What you should do
Write out the records beneath this line exactly as they appear, minus any images.
## start Data supplied
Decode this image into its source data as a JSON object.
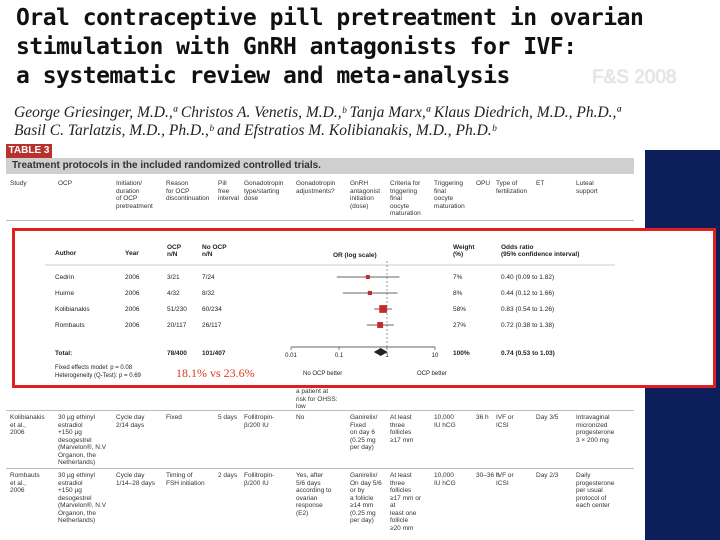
{
  "title_lines": [
    "Oral contraceptive pill pretreatment in ovarian",
    "stimulation with GnRH antagonists for IVF:",
    "a systematic review and meta-analysis"
  ],
  "journal": "F&S 2008",
  "authors_lines": [
    "George Griesinger, M.D.,ª Christos A. Venetis, M.D.,ᵇ Tanja Marx,ª Klaus Diedrich, M.D., Ph.D.,ª",
    "Basil C. Tarlatzis, M.D., Ph.D.,ᵇ and Efstratios M. Kolibianakis, M.D., Ph.D.ᵇ"
  ],
  "table": {
    "label": "TABLE 3",
    "caption": "Treatment protocols in the included randomized controlled trials.",
    "headers": [
      "Study",
      "OCP",
      "Initiation/\nduration\nof OCP\npretreatment",
      "Reason\nfor OCP\ndiscontinuation",
      "Pill\nfree\ninterval",
      "Gonadotropin\ntype/starting\ndose",
      "Gonadotropin\nadjustments?",
      "GnRH\nantagonist\ninitiation\n(dose)",
      "Criteria for\ntriggering\nfinal\noocyte\nmaturation",
      "Triggering\nfinal\noocyte\nmaturation",
      "OPU",
      "Type of\nfertilization",
      "ET",
      "Luteal\nsupport"
    ],
    "partial_row_text": "a patient at\nrisk for OHSS:\nlow",
    "rows": [
      {
        "study": "Kolibianakis\net al.,\n2006",
        "ocp": "30 µg ethinyl\nestradiol\n+150 µg\ndesogestrel\n(Marvelon®, N.V\nOrganon, the\nNetherlands)",
        "initiation": "Cycle day\n2/14 days",
        "reason": "Fixed",
        "pill_free": "5 days",
        "gonadotropin": "Follitropin-\nβ/200 IU",
        "adjust": "No",
        "antagonist": "Ganirelix/\nFixed\non day 6\n(0.25 mg\nper day)",
        "criteria": "At least\nthree\nfollicles\n≥17 mm",
        "trigger": "10,000\nIU hCG",
        "opu": "36 h",
        "fert": "IVF or\nICSI",
        "et": "Day 3/5",
        "luteal": "Intravaginal\nmicronized\nprogesterone\n3 × 200 mg"
      },
      {
        "study": "Rombauts\net al.,\n2006",
        "ocp": "30 µg ethinyl\nestradiol\n+150 µg\ndesogestrel\n(Marvelon®, N.V\nOrganon, the\nNetherlands)",
        "initiation": "Cycle day\n1/14–28 days",
        "reason": "Timing of\nFSH initiation",
        "pill_free": "2 days",
        "gonadotropin": "Follitropin-\nβ/200 IU",
        "adjust": "Yes, after\n5/6 days\naccording to\novarian\nresponse\n(E2)",
        "antagonist": "Ganirelix/\nOn day 5/6\nor by\na follicle\n≥14 mm\n(0.25 mg\nper day)",
        "criteria": "At least\nthree\nfollicles\n≥17 mm or\nat\nleast one\nfollicle\n≥20 mm",
        "trigger": "10,000\nIU hCG",
        "opu": "30–36 h",
        "fert": "IVF or\nICSI",
        "et": "Day 2/3",
        "luteal": "Daily\nprogesterone\nper usual\nprotocol of\neach center"
      }
    ]
  },
  "forest": {
    "headers": {
      "author": "Author",
      "year": "Year",
      "ocp": "OCP\nn/N",
      "no_ocp": "No OCP\nn/N",
      "plot": "OR (log scale)",
      "weight": "Weight\n(%)",
      "or": "Odds ratio\n(95% confidence interval)"
    },
    "studies": [
      {
        "author": "Cedrin",
        "year": "2006",
        "ocp": "3/21",
        "no_ocp": "7/24",
        "weight": "7%",
        "or_text": "0.40 (0.09 to 1.82)"
      },
      {
        "author": "Huirne",
        "year": "2006",
        "ocp": "4/32",
        "no_ocp": "8/32",
        "weight": "8%",
        "or_text": "0.44 (0.12 to 1.66)"
      },
      {
        "author": "Kolibianakis",
        "year": "2006",
        "ocp": "51/230",
        "no_ocp": "60/234",
        "weight": "58%",
        "or_text": "0.83 (0.54 to 1.26)"
      },
      {
        "author": "Rombauts",
        "year": "2006",
        "ocp": "20/117",
        "no_ocp": "26/117",
        "weight": "27%",
        "or_text": "0.72 (0.38 to 1.38)"
      }
    ],
    "total": {
      "label": "Total:",
      "ocp": "78/400",
      "no_ocp": "101/407",
      "weight": "100%",
      "or_text": "0.74 (0.53 to 1.03)"
    },
    "footnotes": [
      "Fixed effects model: p = 0.08",
      "Heterogeneity (Q-Test): p = 0.69"
    ],
    "axis_ticks": [
      "0.01",
      "0.1",
      "1",
      "10"
    ],
    "favors_left": "No OCP better",
    "favors_right": "OCP better"
  },
  "chart_data": {
    "type": "forest",
    "title": "OR (log scale)",
    "xscale": "log",
    "xlim": [
      0.01,
      10
    ],
    "categories": [
      "Cedrin 2006",
      "Huirne 2006",
      "Kolibianakis 2006",
      "Rombauts 2006",
      "Total"
    ],
    "series": [
      {
        "name": "odds_ratio",
        "values": [
          0.4,
          0.44,
          0.83,
          0.72,
          0.74
        ]
      },
      {
        "name": "ci_low",
        "values": [
          0.09,
          0.12,
          0.54,
          0.38,
          0.53
        ]
      },
      {
        "name": "ci_high",
        "values": [
          1.82,
          1.66,
          1.26,
          1.38,
          1.03
        ]
      },
      {
        "name": "weight_pct",
        "values": [
          7,
          8,
          58,
          27,
          100
        ]
      }
    ]
  },
  "annotation": "18.1% vs 23.6%"
}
## end Data supplied
Exercise solution
Decode this image into its source data as a JSON object.
{
  "title_lines": [
    "Oral contraceptive pill pretreatment in ovarian",
    "stimulation with GnRH antagonists for IVF:",
    "a systematic review and meta-analysis"
  ],
  "journal": "F&S 2008",
  "authors_lines": [
    "George Griesinger, M.D.,ª Christos A. Venetis, M.D.,ᵇ Tanja Marx,ª Klaus Diedrich, M.D., Ph.D.,ª",
    "Basil C. Tarlatzis, M.D., Ph.D.,ᵇ and Efstratios M. Kolibianakis, M.D., Ph.D.ᵇ"
  ],
  "table": {
    "label": "TABLE 3",
    "caption": "Treatment protocols in the included randomized controlled trials.",
    "headers": [
      "Study",
      "OCP",
      "Initiation/\nduration\nof OCP\npretreatment",
      "Reason\nfor OCP\ndiscontinuation",
      "Pill\nfree\ninterval",
      "Gonadotropin\ntype/starting\ndose",
      "Gonadotropin\nadjustments?",
      "GnRH\nantagonist\ninitiation\n(dose)",
      "Criteria for\ntriggering\nfinal\noocyte\nmaturation",
      "Triggering\nfinal\noocyte\nmaturation",
      "OPU",
      "Type of\nfertilization",
      "ET",
      "Luteal\nsupport"
    ],
    "partial_row_text": "a patient at\nrisk for OHSS:\nlow",
    "rows": [
      {
        "study": "Kolibianakis\net al.,\n2006",
        "ocp": "30 µg ethinyl\nestradiol\n+150 µg\ndesogestrel\n(Marvelon®, N.V\nOrganon, the\nNetherlands)",
        "initiation": "Cycle day\n2/14 days",
        "reason": "Fixed",
        "pill_free": "5 days",
        "gonadotropin": "Follitropin-\nβ/200 IU",
        "adjust": "No",
        "antagonist": "Ganirelix/\nFixed\non day 6\n(0.25 mg\nper day)",
        "criteria": "At least\nthree\nfollicles\n≥17 mm",
        "trigger": "10,000\nIU hCG",
        "opu": "36 h",
        "fert": "IVF or\nICSI",
        "et": "Day 3/5",
        "luteal": "Intravaginal\nmicronized\nprogesterone\n3 × 200 mg"
      },
      {
        "study": "Rombauts\net al.,\n2006",
        "ocp": "30 µg ethinyl\nestradiol\n+150 µg\ndesogestrel\n(Marvelon®, N.V\nOrganon, the\nNetherlands)",
        "initiation": "Cycle day\n1/14–28 days",
        "reason": "Timing of\nFSH initiation",
        "pill_free": "2 days",
        "gonadotropin": "Follitropin-\nβ/200 IU",
        "adjust": "Yes, after\n5/6 days\naccording to\novarian\nresponse\n(E2)",
        "antagonist": "Ganirelix/\nOn day 5/6\nor by\na follicle\n≥14 mm\n(0.25 mg\nper day)",
        "criteria": "At least\nthree\nfollicles\n≥17 mm or\nat\nleast one\nfollicle\n≥20 mm",
        "trigger": "10,000\nIU hCG",
        "opu": "30–36 h",
        "fert": "IVF or\nICSI",
        "et": "Day 2/3",
        "luteal": "Daily\nprogesterone\nper usual\nprotocol of\neach center"
      }
    ]
  },
  "forest": {
    "headers": {
      "author": "Author",
      "year": "Year",
      "ocp": "OCP\nn/N",
      "no_ocp": "No OCP\nn/N",
      "plot": "OR (log scale)",
      "weight": "Weight\n(%)",
      "or": "Odds ratio\n(95% confidence interval)"
    },
    "studies": [
      {
        "author": "Cedrin",
        "year": "2006",
        "ocp": "3/21",
        "no_ocp": "7/24",
        "weight": "7%",
        "or_text": "0.40 (0.09 to 1.82)"
      },
      {
        "author": "Huirne",
        "year": "2006",
        "ocp": "4/32",
        "no_ocp": "8/32",
        "weight": "8%",
        "or_text": "0.44 (0.12 to 1.66)"
      },
      {
        "author": "Kolibianakis",
        "year": "2006",
        "ocp": "51/230",
        "no_ocp": "60/234",
        "weight": "58%",
        "or_text": "0.83 (0.54 to 1.26)"
      },
      {
        "author": "Rombauts",
        "year": "2006",
        "ocp": "20/117",
        "no_ocp": "26/117",
        "weight": "27%",
        "or_text": "0.72 (0.38 to 1.38)"
      }
    ],
    "total": {
      "label": "Total:",
      "ocp": "78/400",
      "no_ocp": "101/407",
      "weight": "100%",
      "or_text": "0.74 (0.53 to 1.03)"
    },
    "footnotes": [
      "Fixed effects model: p = 0.08",
      "Heterogeneity (Q-Test): p = 0.69"
    ],
    "axis_ticks": [
      "0.01",
      "0.1",
      "1",
      "10"
    ],
    "favors_left": "No OCP better",
    "favors_right": "OCP better"
  },
  "chart_data": {
    "type": "forest",
    "title": "OR (log scale)",
    "xscale": "log",
    "xlim": [
      0.01,
      10
    ],
    "categories": [
      "Cedrin 2006",
      "Huirne 2006",
      "Kolibianakis 2006",
      "Rombauts 2006",
      "Total"
    ],
    "series": [
      {
        "name": "odds_ratio",
        "values": [
          0.4,
          0.44,
          0.83,
          0.72,
          0.74
        ]
      },
      {
        "name": "ci_low",
        "values": [
          0.09,
          0.12,
          0.54,
          0.38,
          0.53
        ]
      },
      {
        "name": "ci_high",
        "values": [
          1.82,
          1.66,
          1.26,
          1.38,
          1.03
        ]
      },
      {
        "name": "weight_pct",
        "values": [
          7,
          8,
          58,
          27,
          100
        ]
      }
    ]
  },
  "annotation": "18.1% vs 23.6%"
}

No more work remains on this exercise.